**Challenge**
Only a number is wanted: the count of lines in this listing that contain "with".

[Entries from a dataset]
____________________
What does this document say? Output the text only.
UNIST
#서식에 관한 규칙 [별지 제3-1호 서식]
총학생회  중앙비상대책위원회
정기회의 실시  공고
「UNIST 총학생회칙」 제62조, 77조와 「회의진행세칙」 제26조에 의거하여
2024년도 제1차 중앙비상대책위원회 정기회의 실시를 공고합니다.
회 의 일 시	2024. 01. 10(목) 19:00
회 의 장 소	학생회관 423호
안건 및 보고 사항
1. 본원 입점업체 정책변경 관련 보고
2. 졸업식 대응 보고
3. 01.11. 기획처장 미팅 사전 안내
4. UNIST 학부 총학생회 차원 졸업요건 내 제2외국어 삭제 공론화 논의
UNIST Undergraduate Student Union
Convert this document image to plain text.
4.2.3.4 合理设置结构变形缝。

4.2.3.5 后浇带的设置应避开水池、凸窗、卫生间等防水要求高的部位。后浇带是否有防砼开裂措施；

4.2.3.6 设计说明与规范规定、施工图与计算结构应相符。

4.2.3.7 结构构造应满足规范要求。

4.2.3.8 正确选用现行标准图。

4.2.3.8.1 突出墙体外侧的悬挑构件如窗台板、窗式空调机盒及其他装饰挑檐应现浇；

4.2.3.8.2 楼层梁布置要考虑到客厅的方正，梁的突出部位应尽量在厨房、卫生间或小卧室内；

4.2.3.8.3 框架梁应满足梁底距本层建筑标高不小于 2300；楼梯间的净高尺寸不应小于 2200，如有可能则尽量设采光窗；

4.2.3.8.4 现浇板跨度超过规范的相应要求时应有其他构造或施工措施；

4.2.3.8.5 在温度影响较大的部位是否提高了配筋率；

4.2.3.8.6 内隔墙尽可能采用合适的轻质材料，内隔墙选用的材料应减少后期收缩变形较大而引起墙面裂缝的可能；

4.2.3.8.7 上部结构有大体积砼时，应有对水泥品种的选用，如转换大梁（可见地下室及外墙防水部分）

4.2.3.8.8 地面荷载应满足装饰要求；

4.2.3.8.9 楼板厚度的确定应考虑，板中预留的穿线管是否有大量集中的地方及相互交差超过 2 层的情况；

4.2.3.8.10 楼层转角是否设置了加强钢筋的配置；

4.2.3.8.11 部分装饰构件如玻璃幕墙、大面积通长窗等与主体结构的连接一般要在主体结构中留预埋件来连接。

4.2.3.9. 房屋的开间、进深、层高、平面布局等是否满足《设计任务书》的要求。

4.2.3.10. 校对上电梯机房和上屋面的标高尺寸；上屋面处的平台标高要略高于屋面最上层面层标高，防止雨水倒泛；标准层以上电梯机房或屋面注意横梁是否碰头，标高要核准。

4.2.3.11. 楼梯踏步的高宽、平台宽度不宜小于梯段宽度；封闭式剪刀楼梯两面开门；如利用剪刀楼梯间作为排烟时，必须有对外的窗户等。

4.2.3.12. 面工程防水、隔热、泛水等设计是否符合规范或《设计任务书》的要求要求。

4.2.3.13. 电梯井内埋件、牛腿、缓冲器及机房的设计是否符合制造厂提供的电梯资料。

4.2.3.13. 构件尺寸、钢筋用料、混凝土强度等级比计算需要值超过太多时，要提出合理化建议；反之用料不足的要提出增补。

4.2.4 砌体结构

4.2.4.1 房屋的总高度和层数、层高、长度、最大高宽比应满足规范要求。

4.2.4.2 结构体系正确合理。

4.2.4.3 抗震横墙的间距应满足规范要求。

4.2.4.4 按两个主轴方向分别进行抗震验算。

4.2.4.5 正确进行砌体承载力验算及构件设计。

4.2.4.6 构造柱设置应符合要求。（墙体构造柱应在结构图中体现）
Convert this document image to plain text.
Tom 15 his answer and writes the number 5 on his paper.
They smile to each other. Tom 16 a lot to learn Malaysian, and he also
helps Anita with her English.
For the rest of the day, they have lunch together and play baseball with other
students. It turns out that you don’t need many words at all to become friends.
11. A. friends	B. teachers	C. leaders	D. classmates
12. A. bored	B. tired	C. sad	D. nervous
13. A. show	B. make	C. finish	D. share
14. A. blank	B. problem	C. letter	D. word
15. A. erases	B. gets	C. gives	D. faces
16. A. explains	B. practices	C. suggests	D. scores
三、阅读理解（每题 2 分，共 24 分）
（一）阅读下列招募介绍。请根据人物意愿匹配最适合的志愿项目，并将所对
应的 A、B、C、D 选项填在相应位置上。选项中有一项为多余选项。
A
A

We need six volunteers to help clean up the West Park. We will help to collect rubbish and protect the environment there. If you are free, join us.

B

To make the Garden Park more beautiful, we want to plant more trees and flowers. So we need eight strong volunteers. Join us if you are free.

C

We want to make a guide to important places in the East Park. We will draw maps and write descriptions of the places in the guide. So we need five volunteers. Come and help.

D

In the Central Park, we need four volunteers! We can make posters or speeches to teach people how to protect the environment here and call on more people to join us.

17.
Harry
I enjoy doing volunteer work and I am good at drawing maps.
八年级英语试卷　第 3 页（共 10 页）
____________________
**Response to this exercise**
2